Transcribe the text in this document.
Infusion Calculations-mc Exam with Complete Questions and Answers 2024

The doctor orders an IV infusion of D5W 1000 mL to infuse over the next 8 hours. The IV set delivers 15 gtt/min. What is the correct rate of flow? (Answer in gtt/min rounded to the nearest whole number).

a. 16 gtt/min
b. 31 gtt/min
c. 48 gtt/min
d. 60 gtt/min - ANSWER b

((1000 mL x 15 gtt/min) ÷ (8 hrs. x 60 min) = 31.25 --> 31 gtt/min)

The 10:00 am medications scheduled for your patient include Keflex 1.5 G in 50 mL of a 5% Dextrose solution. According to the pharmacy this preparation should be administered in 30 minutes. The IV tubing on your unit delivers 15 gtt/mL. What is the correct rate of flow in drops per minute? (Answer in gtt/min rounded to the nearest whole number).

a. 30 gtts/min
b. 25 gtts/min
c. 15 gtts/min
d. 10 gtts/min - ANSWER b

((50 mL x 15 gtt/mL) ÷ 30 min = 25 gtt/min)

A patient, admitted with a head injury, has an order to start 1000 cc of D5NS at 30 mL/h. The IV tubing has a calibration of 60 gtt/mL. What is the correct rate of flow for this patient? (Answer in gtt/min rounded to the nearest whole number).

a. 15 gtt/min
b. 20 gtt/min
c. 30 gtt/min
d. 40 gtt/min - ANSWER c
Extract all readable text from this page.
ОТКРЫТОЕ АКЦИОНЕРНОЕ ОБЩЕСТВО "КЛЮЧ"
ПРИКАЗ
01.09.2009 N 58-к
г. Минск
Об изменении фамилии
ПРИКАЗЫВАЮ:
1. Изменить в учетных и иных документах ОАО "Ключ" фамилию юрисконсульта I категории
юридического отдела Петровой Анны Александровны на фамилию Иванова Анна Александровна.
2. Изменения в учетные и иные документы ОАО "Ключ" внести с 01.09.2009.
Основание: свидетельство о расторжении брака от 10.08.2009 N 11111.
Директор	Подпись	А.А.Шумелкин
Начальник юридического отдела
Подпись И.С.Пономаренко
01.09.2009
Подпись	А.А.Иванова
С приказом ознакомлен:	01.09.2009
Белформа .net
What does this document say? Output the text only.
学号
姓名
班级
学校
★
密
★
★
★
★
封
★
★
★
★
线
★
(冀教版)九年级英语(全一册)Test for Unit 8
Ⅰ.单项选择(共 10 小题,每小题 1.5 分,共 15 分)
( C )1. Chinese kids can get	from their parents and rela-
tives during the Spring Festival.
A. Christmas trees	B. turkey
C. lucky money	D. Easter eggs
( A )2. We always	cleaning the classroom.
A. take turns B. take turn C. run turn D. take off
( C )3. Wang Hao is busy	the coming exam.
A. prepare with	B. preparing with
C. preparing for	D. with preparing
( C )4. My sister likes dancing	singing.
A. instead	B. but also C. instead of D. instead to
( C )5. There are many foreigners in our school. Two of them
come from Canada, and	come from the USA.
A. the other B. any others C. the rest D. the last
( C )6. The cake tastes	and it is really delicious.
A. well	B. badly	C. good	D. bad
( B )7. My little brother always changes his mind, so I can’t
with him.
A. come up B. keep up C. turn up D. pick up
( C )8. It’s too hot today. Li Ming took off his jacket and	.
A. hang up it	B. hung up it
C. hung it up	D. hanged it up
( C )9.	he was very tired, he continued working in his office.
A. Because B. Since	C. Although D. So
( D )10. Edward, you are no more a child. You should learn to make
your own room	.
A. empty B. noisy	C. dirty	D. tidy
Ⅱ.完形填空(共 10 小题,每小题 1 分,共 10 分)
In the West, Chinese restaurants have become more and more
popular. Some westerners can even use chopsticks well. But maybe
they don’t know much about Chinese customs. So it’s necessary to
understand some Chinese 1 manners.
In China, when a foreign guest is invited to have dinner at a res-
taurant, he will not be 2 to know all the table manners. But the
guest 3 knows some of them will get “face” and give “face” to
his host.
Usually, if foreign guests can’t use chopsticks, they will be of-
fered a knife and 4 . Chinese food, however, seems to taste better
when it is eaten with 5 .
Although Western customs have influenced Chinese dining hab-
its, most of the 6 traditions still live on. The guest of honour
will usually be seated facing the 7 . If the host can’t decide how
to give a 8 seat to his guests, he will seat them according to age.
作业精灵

##############################

What the exercise asks
For each line above that contains the word "give", copy that line.

Solved problem
guest 3 knows some of them will get “face” and give “face” to
to give a 8 seat to his guests, he will seat them according to age.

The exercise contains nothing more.